▸ Data section
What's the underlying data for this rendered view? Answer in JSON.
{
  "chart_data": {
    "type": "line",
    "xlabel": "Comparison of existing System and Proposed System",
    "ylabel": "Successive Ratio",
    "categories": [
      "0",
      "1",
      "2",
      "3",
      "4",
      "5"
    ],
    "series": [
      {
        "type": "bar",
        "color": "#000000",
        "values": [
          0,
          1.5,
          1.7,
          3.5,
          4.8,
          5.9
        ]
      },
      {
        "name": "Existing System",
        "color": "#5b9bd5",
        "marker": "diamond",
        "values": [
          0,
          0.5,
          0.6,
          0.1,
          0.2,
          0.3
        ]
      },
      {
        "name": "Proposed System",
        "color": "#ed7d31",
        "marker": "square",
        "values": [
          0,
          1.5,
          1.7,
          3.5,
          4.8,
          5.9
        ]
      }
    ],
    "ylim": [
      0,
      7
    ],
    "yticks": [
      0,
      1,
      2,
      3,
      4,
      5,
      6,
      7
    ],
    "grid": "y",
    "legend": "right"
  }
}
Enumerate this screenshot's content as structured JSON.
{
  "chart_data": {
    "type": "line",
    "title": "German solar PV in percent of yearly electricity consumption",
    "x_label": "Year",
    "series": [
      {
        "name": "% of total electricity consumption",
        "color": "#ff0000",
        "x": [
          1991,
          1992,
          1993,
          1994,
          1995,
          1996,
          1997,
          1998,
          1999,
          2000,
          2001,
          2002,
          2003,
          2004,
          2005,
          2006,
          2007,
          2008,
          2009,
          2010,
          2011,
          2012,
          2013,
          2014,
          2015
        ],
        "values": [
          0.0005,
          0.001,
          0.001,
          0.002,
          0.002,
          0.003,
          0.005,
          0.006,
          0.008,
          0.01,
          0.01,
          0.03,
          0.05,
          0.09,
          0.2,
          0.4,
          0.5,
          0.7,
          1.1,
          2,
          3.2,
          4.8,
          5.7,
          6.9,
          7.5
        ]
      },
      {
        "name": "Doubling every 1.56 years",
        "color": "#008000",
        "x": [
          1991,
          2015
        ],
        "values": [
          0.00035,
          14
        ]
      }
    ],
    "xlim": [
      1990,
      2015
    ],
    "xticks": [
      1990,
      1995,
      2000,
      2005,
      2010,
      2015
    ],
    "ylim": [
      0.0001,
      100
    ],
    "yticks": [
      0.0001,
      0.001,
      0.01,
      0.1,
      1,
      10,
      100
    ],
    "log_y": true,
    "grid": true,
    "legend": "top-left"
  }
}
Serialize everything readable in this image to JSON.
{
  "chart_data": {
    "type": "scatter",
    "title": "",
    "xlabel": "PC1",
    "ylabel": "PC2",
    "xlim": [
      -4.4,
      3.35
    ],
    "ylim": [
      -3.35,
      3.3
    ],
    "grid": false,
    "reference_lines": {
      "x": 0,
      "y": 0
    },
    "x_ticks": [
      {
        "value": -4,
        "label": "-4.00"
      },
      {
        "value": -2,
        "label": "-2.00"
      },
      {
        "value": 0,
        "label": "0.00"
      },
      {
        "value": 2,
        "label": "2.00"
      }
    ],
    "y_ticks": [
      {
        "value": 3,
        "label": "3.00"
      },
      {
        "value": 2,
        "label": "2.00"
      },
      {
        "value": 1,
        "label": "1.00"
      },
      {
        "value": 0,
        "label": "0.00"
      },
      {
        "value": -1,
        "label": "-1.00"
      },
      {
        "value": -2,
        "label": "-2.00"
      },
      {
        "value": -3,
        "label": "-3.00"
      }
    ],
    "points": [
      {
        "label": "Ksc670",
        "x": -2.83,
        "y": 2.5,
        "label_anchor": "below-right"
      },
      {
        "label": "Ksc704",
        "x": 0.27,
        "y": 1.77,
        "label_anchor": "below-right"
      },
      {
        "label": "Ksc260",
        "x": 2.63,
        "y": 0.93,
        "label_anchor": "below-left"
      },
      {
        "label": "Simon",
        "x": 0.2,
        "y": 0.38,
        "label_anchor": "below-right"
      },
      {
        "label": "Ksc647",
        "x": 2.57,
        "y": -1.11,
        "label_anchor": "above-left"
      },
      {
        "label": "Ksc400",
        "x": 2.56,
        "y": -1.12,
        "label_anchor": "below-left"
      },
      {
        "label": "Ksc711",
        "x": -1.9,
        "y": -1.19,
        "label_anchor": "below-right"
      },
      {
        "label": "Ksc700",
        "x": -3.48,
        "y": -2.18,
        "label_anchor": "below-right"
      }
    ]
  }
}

▸ Problem
Type out the whole listing above again, exactly as it stands.

▸ Answer to this problem
What's the underlying data for this rendered view? Answer in JSON.
{
  "chart_data": {
    "type": "line",
    "xlabel": "Comparison of existing System and Proposed System",
    "ylabel": "Successive Ratio",
    "categories": [
      "0",
      "1",
      "2",
      "3",
      "4",
      "5"
    ],
    "series": [
      {
        "type": "bar",
        "color": "#000000",
        "values": [
          0,
          1.5,
          1.7,
          3.5,
          4.8,
          5.9
        ]
      },
      {
        "name": "Existing System",
        "color": "#5b9bd5",
        "marker": "diamond",
        "values": [
          0,
          0.5,
          0.6,
          0.1,
          0.2,
          0.3
        ]
      },
      {
        "name": "Proposed System",
        "color": "#ed7d31",
        "marker": "square",
        "values": [
          0,
          1.5,
          1.7,
          3.5,
          4.8,
          5.9
        ]
      }
    ],
    "ylim": [
      0,
      7
    ],
    "yticks": [
      0,
      1,
      2,
      3,
      4,
      5,
      6,
      7
    ],
    "grid": "y",
    "legend": "right"
  }
}
Enumerate this screenshot's content as structured JSON.
{
  "chart_data": {
    "type": "line",
    "title": "German solar PV in percent of yearly electricity consumption",
    "x_label": "Year",
    "series": [
      {
        "name": "% of total electricity consumption",
        "color": "#ff0000",
        "x": [
          1991,
          1992,
          1993,
          1994,
          1995,
          1996,
          1997,
          1998,
          1999,
          2000,
          2001,
          2002,
          2003,
          2004,
          2005,
          2006,
          2007,
          2008,
          2009,
          2010,
          2011,
          2012,
          2013,
          2014,
          2015
        ],
        "values": [
          0.0005,
          0.001,
          0.001,
          0.002,
          0.002,
          0.003,
          0.005,
          0.006,
          0.008,
          0.01,
          0.01,
          0.03,
          0.05,
          0.09,
          0.2,
          0.4,
          0.5,
          0.7,
          1.1,
          2,
          3.2,
          4.8,
          5.7,
          6.9,
          7.5
        ]
      },
      {
        "name": "Doubling every 1.56 years",
        "color": "#008000",
        "x": [
          1991,
          2015
        ],
        "values": [
          0.00035,
          14
        ]
      }
    ],
    "xlim": [
      1990,
      2015
    ],
    "xticks": [
      1990,
      1995,
      2000,
      2005,
      2010,
      2015
    ],
    "ylim": [
      0.0001,
      100
    ],
    "yticks": [
      0.0001,
      0.001,
      0.01,
      0.1,
      1,
      10,
      100
    ],
    "log_y": true,
    "grid": true,
    "legend": "top-left"
  }
}
Serialize everything readable in this image to JSON.
{
  "chart_data": {
    "type": "scatter",
    "title": "",
    "xlabel": "PC1",
    "ylabel": "PC2",
    "xlim": [
      -4.4,
      3.35
    ],
    "ylim": [
      -3.35,
      3.3
    ],
    "grid": false,
    "reference_lines": {
      "x": 0,
      "y": 0
    },
    "x_ticks": [
      {
        "value": -4,
        "label": "-4.00"
      },
      {
        "value": -2,
        "label": "-2.00"
      },
      {
        "value": 0,
        "label": "0.00"
      },
      {
        "value": 2,
        "label": "2.00"
      }
    ],
    "y_ticks": [
      {
        "value": 3,
        "label": "3.00"
      },
      {
        "value": 2,
        "label": "2.00"
      },
      {
        "value": 1,
        "label": "1.00"
      },
      {
        "value": 0,
        "label": "0.00"
      },
      {
        "value": -1,
        "label": "-1.00"
      },
      {
        "value": -2,
        "label": "-2.00"
      },
      {
        "value": -3,
        "label": "-3.00"
      }
    ],
    "points": [
      {
        "label": "Ksc670",
        "x": -2.83,
        "y": 2.5,
        "label_anchor": "below-right"
      },
      {
        "label": "Ksc704",
        "x": 0.27,
        "y": 1.77,
        "label_anchor": "below-right"
      },
      {
        "label": "Ksc260",
        "x": 2.63,
        "y": 0.93,
        "label_anchor": "below-left"
      },
      {
        "label": "Simon",
        "x": 0.2,
        "y": 0.38,
        "label_anchor": "below-right"
      },
      {
        "label": "Ksc647",
        "x": 2.57,
        "y": -1.11,
        "label_anchor": "above-left"
      },
      {
        "label": "Ksc400",
        "x": 2.56,
        "y": -1.12,
        "label_anchor": "below-left"
      },
      {
        "label": "Ksc711",
        "x": -1.9,
        "y": -1.19,
        "label_anchor": "below-right"
      },
      {
        "label": "Ksc700",
        "x": -3.48,
        "y": -2.18,
        "label_anchor": "below-right"
      }
    ]
  }
}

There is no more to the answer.